Your job is to retype all of the data word for word, leaving every image out.

- Exercise inputs:
++++++++
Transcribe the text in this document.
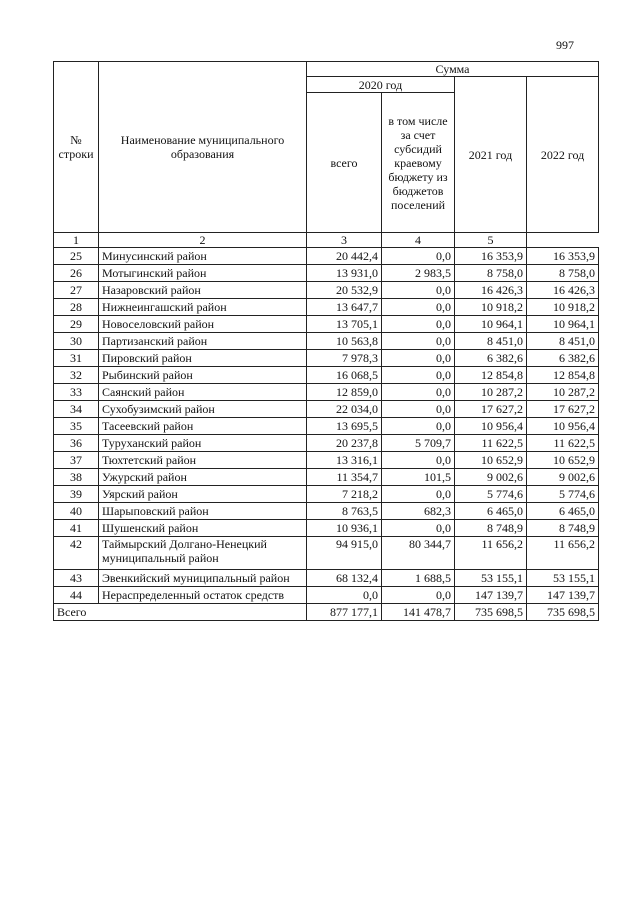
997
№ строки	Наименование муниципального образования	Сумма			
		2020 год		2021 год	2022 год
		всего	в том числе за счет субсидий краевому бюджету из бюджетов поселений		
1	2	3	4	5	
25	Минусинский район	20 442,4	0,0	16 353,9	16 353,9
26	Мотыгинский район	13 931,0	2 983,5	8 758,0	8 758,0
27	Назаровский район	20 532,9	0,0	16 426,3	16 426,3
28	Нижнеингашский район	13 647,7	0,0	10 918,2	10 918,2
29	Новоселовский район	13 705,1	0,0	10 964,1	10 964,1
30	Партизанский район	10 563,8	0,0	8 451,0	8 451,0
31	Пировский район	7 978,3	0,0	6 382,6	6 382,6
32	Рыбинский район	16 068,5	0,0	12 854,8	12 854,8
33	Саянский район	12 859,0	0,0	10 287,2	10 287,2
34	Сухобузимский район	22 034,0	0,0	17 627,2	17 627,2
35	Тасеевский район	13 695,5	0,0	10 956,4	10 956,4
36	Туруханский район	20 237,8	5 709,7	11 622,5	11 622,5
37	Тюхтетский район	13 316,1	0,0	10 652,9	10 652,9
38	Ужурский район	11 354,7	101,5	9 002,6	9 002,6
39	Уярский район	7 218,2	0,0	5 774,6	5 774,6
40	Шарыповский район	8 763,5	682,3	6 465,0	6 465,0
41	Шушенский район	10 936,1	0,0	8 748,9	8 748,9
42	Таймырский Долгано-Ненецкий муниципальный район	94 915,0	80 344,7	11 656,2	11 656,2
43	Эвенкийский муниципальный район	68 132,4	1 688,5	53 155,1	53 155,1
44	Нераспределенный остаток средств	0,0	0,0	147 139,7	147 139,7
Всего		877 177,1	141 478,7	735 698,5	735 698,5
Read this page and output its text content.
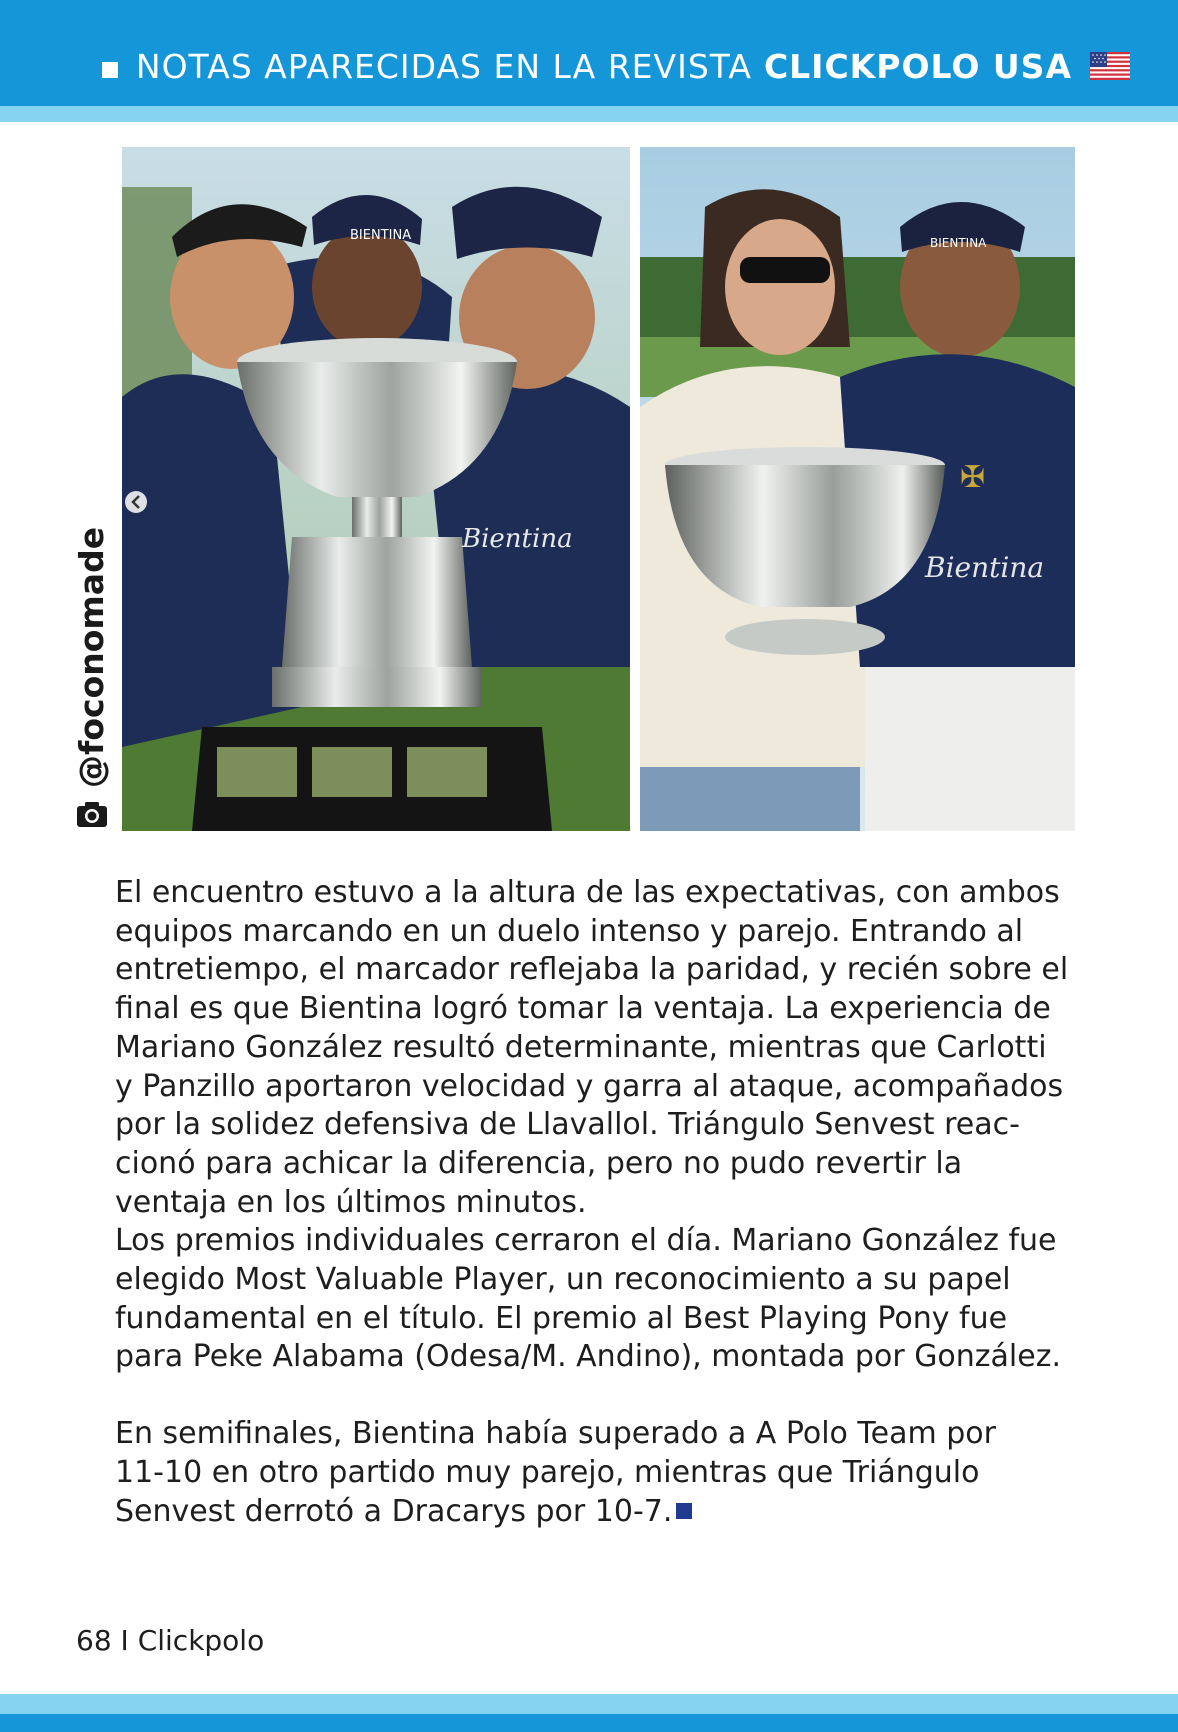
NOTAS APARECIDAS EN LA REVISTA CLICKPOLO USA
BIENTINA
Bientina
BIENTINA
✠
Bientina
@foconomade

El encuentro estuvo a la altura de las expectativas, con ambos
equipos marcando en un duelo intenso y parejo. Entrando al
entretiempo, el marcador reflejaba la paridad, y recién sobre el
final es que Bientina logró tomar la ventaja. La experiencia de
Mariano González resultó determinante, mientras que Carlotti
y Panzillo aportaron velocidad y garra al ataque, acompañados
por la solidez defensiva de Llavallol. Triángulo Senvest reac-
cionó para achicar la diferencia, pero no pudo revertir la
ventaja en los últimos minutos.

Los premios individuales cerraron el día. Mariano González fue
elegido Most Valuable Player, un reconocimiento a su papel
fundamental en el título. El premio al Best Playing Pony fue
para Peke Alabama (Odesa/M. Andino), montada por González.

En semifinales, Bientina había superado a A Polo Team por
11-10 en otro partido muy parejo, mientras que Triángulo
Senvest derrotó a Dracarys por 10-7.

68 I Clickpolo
++++++++
- Exercise solution:
Transcribe the text in this document.
997
№ строки	Наименование муниципального образования	Сумма			
		2020 год		2021 год	2022 год
		всего	в том числе за счет субсидий краевому бюджету из бюджетов поселений		
1	2	3	4	5	
25	Минусинский район	20 442,4	0,0	16 353,9	16 353,9
26	Мотыгинский район	13 931,0	2 983,5	8 758,0	8 758,0
27	Назаровский район	20 532,9	0,0	16 426,3	16 426,3
28	Нижнеингашский район	13 647,7	0,0	10 918,2	10 918,2
29	Новоселовский район	13 705,1	0,0	10 964,1	10 964,1
30	Партизанский район	10 563,8	0,0	8 451,0	8 451,0
31	Пировский район	7 978,3	0,0	6 382,6	6 382,6
32	Рыбинский район	16 068,5	0,0	12 854,8	12 854,8
33	Саянский район	12 859,0	0,0	10 287,2	10 287,2
34	Сухобузимский район	22 034,0	0,0	17 627,2	17 627,2
35	Тасеевский район	13 695,5	0,0	10 956,4	10 956,4
36	Туруханский район	20 237,8	5 709,7	11 622,5	11 622,5
37	Тюхтетский район	13 316,1	0,0	10 652,9	10 652,9
38	Ужурский район	11 354,7	101,5	9 002,6	9 002,6
39	Уярский район	7 218,2	0,0	5 774,6	5 774,6
40	Шарыповский район	8 763,5	682,3	6 465,0	6 465,0
41	Шушенский район	10 936,1	0,0	8 748,9	8 748,9
42	Таймырский Долгано-Ненецкий муниципальный район	94 915,0	80 344,7	11 656,2	11 656,2
43	Эвенкийский муниципальный район	68 132,4	1 688,5	53 155,1	53 155,1
44	Нераспределенный остаток средств	0,0	0,0	147 139,7	147 139,7
Всего		877 177,1	141 478,7	735 698,5	735 698,5
Read this page and output its text content.
NOTAS APARECIDAS EN LA REVISTA CLICKPOLO USA
BIENTINA
Bientina
BIENTINA
✠
Bientina
@foconomade

El encuentro estuvo a la altura de las expectativas, con ambos
equipos marcando en un duelo intenso y parejo. Entrando al
entretiempo, el marcador reflejaba la paridad, y recién sobre el
final es que Bientina logró tomar la ventaja. La experiencia de
Mariano González resultó determinante, mientras que Carlotti
y Panzillo aportaron velocidad y garra al ataque, acompañados
por la solidez defensiva de Llavallol. Triángulo Senvest reac-
cionó para achicar la diferencia, pero no pudo revertir la
ventaja en los últimos minutos.

Los premios individuales cerraron el día. Mariano González fue
elegido Most Valuable Player, un reconocimiento a su papel
fundamental en el título. El premio al Best Playing Pony fue
para Peke Alabama (Odesa/M. Andino), montada por González.

En semifinales, Bientina había superado a A Polo Team por
11-10 en otro partido muy parejo, mientras que Triángulo
Senvest derrotó a Dracarys por 10-7.

68 I Clickpolo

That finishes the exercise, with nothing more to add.